Implementing dynamic scope for Fennel and Lua
I’m continuing my work on fennel-cljlib, my port of clojure.core
and some other core libraries, focusing on porting missing functions and features to it.
One such feature, which I sometimes miss in Lua and Fennel, is dynamic binding.
The Lua VM doesn’t provide dynamic scoping as a language feature, and Fennel itself doesn’t introduce any concepts like Clojure’s Var
.
However, we can still implement dynamic scoping that works similarly to Clojure and other Lisps using the debug
library.
Most of the ideas are based on information from the guides at leafo.net.
There’s even a “Dynamic scoping in Lua” guide that implements a slightly different version of this feature, requiring variables to be referenced by name via dynamic("var_name")
call.
While this approach is feasible, I wanted something more in line with how other Lisps work, so let’s explore advancing it further.
Luckily for us, Leafo already has all the necessary guides!
But first things first. I wanted to delay working on dynamic scoping as much as possible because it is a feature that’s hard to get right. I already have some experience with implementing dynamic scoping for one of my older libraries that implemented a condition system from Common Lisp in Fennel. This library, however, required special syntax to access all of the dynamically bound symbols and thus did not actually require anything fancy for it to work.
So what does dynamic binding/scoping mean in a language? If you know about lexical and dynamic scoping and wish to skip this tangent, feel free to do so.
In short, lexically scoped variables exist only where their lexical scope allows them to. For example, a variable defined in a block of code will only exist in that block because it is its lexical scope.
When working with languages that have higher-order functions, I often find myself in a situation where I want to refactor some code that uses anonymous functions by moving them out and giving them a name. Sometimes it’s possible; sometimes it’s not.
For example, imagine I wanted to move out this function from map
:
(fn some-func [messages]
(let [extra-data (other-func)]
(map
(fn [message]
(do-stuff message extra-data))
messages)))
If I were to do so, we would have a problem:
(fn process-message [message]
;; oops, extra-data is now an unknown variable
(do-stuff message extra-data))
(fn some-func [messages]
(let [extra-data (other-func)]
(map process-message messages)))

**Instructions for the task:** Could you pick up the piece on dynamic scoping in Fennel and Lua from where it stops and keep writing it?

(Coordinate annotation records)
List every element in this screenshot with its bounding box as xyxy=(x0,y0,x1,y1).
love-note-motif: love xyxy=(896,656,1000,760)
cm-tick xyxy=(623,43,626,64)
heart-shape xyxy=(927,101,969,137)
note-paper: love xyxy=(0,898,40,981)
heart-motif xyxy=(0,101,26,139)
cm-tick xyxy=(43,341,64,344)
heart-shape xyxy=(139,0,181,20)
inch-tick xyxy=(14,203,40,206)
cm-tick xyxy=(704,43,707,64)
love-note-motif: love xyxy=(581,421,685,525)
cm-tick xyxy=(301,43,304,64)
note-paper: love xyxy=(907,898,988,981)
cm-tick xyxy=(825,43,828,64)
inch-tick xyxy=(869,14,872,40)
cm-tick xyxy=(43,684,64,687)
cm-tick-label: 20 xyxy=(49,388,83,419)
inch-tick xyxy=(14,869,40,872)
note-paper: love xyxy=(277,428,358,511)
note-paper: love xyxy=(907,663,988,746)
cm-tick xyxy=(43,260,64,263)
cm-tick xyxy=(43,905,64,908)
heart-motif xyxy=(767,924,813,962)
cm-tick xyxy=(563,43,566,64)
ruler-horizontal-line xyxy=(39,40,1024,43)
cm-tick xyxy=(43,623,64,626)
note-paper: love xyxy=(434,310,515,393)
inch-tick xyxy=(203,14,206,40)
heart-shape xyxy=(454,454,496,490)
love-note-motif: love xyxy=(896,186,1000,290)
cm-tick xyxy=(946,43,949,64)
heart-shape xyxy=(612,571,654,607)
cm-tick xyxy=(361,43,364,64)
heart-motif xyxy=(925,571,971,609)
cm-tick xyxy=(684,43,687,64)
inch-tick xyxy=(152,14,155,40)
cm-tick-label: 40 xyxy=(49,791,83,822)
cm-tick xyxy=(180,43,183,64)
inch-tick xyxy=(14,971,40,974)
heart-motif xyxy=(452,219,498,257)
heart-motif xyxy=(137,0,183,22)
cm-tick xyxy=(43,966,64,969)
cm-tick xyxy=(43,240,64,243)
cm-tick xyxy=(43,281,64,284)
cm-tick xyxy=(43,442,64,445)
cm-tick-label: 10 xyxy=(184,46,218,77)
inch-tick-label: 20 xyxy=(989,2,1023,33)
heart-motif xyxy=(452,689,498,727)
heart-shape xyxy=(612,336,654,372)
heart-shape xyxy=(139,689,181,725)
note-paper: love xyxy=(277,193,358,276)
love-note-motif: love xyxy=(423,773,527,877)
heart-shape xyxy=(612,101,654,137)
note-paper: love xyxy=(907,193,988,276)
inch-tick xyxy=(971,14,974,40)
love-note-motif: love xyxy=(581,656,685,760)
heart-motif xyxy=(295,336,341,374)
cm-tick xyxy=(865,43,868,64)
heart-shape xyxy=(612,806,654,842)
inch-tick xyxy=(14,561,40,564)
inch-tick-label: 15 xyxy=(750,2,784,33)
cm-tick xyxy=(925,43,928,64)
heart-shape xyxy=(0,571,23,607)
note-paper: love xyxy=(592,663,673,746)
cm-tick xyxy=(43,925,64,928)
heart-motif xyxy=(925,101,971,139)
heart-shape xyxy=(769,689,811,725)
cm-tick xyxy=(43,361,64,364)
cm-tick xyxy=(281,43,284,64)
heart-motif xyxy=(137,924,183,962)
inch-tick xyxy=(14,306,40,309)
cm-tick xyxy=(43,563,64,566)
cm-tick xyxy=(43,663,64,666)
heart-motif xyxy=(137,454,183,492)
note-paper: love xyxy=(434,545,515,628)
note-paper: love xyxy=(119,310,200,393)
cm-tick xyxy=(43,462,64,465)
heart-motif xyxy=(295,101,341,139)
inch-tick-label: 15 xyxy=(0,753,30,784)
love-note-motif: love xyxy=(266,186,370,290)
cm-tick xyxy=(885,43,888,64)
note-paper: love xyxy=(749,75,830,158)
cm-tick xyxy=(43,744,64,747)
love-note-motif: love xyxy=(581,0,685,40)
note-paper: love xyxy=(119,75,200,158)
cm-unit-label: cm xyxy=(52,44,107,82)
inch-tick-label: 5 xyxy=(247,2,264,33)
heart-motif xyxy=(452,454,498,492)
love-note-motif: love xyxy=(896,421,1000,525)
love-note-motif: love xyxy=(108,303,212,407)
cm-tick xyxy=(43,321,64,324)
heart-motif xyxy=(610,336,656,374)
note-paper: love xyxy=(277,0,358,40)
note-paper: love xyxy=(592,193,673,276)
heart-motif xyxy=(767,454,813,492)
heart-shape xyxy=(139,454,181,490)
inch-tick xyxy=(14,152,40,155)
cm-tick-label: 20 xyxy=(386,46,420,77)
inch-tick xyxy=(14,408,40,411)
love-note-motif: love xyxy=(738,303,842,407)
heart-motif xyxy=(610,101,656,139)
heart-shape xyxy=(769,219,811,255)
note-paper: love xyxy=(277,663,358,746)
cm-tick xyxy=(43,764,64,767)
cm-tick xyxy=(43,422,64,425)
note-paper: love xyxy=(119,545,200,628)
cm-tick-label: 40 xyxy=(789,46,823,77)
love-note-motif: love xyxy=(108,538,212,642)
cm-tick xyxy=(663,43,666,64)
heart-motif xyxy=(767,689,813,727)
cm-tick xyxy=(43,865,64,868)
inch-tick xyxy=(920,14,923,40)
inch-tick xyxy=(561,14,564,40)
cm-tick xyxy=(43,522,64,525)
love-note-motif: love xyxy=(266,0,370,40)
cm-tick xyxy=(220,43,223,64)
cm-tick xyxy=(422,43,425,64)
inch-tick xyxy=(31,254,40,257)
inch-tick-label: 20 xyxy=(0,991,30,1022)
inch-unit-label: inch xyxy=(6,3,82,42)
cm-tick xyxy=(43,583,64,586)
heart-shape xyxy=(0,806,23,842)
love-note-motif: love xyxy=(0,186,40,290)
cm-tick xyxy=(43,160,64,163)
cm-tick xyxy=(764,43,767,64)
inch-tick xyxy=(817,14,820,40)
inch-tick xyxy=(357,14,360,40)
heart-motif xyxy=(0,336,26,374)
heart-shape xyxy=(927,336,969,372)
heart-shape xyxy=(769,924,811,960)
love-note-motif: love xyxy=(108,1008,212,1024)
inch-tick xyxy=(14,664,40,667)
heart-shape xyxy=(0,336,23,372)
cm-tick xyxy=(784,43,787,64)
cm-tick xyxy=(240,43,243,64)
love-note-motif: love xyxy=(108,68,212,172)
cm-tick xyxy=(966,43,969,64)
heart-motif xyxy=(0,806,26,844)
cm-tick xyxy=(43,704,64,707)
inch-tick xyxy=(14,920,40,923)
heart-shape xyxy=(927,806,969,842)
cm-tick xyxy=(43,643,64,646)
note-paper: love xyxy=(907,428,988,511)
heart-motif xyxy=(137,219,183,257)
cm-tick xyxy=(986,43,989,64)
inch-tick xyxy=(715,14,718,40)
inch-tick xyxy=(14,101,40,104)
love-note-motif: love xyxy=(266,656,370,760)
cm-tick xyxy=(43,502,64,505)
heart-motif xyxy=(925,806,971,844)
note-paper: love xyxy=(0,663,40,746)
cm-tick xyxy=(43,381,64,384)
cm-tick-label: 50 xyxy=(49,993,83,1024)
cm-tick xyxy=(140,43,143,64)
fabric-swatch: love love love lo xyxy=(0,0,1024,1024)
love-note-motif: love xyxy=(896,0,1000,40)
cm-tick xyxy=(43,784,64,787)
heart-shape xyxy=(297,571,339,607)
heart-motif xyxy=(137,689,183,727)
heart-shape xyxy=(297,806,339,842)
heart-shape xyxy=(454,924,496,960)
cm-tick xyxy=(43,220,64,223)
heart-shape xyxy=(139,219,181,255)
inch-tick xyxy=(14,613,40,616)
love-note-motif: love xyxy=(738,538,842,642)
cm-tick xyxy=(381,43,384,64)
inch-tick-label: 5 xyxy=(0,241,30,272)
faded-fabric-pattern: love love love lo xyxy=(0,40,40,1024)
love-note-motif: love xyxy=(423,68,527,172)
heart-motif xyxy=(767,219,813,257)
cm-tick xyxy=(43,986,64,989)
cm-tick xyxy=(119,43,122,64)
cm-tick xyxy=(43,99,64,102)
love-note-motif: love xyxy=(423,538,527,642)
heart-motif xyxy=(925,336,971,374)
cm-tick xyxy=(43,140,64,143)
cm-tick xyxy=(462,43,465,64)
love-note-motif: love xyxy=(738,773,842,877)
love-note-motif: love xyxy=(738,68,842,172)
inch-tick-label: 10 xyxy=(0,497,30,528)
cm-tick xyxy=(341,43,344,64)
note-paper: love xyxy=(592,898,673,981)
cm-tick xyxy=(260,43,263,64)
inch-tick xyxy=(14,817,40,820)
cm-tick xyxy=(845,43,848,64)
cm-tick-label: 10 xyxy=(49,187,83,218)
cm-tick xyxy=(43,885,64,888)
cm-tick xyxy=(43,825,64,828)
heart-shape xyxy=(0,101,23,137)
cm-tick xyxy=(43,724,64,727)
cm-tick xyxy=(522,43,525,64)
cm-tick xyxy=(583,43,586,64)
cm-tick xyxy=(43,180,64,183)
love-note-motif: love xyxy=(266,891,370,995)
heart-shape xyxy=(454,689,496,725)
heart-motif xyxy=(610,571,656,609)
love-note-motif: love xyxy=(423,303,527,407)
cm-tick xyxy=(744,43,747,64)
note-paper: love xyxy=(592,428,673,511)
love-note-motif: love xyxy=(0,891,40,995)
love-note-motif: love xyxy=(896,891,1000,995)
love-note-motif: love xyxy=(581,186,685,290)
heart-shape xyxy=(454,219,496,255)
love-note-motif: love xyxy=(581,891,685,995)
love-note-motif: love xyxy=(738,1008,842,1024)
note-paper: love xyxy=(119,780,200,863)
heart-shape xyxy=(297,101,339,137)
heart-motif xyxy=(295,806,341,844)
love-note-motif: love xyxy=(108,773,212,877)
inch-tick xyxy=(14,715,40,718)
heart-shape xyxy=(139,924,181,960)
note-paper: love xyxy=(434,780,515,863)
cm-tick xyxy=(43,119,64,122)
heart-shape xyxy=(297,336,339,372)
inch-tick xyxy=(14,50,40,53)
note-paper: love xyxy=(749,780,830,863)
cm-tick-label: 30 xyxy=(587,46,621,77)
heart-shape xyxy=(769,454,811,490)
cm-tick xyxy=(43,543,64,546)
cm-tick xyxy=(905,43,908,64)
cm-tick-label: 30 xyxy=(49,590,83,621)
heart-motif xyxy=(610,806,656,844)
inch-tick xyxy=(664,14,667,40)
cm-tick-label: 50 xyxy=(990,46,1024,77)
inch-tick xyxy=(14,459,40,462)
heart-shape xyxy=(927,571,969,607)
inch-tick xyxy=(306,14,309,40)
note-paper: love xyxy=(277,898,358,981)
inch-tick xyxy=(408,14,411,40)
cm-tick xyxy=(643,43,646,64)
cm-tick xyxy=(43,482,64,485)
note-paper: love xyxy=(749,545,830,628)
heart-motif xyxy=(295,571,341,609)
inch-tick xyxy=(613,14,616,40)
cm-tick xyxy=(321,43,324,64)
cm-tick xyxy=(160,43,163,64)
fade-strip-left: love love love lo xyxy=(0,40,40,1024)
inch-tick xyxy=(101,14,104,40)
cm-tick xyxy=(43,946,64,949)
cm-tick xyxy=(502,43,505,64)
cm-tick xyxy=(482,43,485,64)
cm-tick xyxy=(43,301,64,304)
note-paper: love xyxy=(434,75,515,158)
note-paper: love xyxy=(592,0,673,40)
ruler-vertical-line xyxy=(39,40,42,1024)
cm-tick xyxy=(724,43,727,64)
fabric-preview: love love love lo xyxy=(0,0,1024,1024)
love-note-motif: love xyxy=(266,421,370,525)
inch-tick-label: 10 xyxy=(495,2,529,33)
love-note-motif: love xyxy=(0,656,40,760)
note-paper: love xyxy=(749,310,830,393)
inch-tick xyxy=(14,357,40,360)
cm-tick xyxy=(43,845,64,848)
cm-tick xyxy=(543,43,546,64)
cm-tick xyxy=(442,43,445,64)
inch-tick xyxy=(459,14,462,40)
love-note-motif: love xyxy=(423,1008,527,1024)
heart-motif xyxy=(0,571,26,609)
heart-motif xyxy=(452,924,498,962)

==

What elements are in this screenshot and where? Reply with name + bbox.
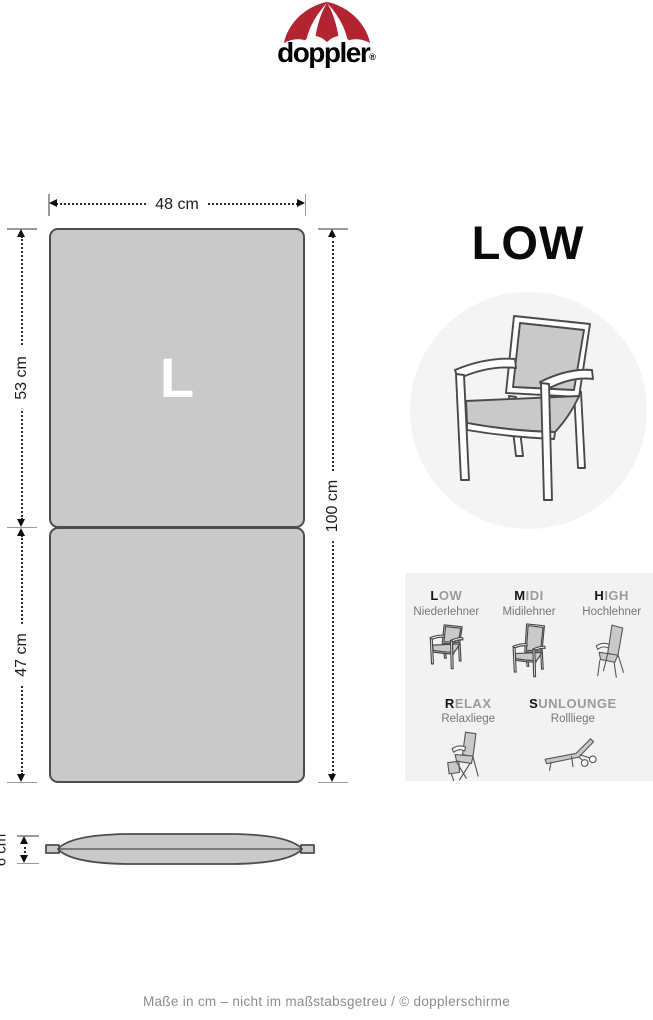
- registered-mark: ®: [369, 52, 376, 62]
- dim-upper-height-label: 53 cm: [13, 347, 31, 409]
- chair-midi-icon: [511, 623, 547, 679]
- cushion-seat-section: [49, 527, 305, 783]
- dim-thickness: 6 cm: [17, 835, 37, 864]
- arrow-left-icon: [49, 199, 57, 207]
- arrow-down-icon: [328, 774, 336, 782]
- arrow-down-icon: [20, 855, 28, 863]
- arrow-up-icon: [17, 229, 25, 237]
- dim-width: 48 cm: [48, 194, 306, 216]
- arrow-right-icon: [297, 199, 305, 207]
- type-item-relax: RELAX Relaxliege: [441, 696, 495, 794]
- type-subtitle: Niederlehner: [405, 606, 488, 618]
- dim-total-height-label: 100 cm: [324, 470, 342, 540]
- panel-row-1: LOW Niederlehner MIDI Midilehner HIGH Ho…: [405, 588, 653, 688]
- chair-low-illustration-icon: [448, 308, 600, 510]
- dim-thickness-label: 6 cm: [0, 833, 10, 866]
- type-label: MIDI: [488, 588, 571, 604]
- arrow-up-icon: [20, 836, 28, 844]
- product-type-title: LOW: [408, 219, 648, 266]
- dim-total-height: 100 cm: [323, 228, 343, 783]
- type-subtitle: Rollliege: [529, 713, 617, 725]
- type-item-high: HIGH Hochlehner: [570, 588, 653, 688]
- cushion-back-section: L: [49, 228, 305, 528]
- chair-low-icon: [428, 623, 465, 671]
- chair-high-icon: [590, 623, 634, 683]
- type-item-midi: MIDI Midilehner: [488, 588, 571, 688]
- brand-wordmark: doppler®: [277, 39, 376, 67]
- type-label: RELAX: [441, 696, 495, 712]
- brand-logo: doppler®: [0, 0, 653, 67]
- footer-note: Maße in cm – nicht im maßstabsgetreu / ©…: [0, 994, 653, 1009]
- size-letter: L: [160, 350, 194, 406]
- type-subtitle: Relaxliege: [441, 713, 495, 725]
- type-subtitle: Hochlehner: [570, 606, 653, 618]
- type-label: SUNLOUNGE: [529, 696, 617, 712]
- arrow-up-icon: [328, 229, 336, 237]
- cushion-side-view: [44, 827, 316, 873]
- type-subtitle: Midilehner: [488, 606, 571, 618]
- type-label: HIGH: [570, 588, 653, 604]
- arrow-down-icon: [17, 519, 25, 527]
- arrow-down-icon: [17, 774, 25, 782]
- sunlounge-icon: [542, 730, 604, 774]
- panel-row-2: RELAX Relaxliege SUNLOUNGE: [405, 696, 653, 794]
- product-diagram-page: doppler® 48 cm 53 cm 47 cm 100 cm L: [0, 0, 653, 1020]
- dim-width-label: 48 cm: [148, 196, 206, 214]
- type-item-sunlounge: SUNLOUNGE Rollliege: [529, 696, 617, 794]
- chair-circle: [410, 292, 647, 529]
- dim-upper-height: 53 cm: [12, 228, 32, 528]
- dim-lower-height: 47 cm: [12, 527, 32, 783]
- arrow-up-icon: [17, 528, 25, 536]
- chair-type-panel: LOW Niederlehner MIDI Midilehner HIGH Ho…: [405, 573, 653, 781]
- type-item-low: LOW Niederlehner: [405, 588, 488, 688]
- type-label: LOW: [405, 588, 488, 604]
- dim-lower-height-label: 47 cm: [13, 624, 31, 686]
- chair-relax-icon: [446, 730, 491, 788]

...

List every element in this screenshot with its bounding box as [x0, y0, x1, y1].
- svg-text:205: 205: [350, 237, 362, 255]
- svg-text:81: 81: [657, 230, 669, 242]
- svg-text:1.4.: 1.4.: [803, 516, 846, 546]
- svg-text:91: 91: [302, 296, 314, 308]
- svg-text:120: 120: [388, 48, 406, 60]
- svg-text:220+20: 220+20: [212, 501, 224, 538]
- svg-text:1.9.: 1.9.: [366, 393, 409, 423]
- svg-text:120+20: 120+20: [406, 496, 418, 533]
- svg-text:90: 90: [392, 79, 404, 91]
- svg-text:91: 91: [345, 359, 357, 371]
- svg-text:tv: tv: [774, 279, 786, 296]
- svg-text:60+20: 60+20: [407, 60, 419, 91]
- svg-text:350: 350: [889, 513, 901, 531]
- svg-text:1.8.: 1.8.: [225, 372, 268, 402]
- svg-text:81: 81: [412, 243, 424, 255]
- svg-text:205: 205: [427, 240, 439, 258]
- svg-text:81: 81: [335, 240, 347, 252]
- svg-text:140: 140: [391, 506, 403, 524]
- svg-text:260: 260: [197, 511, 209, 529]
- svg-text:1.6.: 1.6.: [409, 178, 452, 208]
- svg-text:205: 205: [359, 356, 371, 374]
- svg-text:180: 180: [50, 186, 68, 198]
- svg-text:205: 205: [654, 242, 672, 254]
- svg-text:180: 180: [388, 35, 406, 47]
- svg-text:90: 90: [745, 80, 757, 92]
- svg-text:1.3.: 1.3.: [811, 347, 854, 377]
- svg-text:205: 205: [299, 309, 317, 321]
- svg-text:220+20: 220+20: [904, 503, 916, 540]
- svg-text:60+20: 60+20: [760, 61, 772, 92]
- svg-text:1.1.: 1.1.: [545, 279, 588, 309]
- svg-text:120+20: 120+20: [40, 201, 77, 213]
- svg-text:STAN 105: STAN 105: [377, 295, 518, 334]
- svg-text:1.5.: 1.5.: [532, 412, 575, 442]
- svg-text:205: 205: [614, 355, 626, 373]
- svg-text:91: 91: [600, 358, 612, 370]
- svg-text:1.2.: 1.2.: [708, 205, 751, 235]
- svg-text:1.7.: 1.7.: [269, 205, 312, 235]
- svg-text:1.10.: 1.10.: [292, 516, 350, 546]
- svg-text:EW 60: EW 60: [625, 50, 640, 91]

**The answer:**
So extra-data
is bound lexically, and thus if we look at the lexical scope of the process-messages
function, we’ll see that it tries to use extra-data
while it’s not defined there.
If extra-data
were a global variable, it wouldn’t be problematic, but it is a local variable with a lexical scope.
We could move the entire let
that binds extra-data
to the result of calling other-func
, but let’s say we don’t want to call it on each iteration of a map
because it’s slow and will do the same work repeatedly.
So, what are our options here?
Well, we can make it a closure!
(fn make-message-processor [extra-data]
(fn process-message [message]
(do-stuff message extra-data)))
(fn some-func [messages]
(let [extra-data (other-func)]
(map (make-message-processor extra-data) messages)))
Now, we pass extra-data
only once to the make-message-processor
function, and it returns a function that has this variable stored in a closure.
However, this is still a lexical scope because, as you can see, extra-data
is present there.
In a language that uses dynamic scoping, this could be a whole different story. Let’s look at Clojure; although I wouldn’t recommend doing it this way, it is possible to do it this way1:
(defn process-message [message]
(do-stuff message extra-data))
(defn some-func [messages]
(binding [extra-data (other-func)]
(mapv process-message messages)))
Here, I assume that extra-data
is a dynamic variable that obeys the rules of dynamic scoping.
The binding
call introduces a dynamic scope within which extra-data
is set to the value of (other-func)
.
It acts more like a scoped global variable, or at least you can think of it that way.
To introduce a dynamic scope, Clojure uses binding
.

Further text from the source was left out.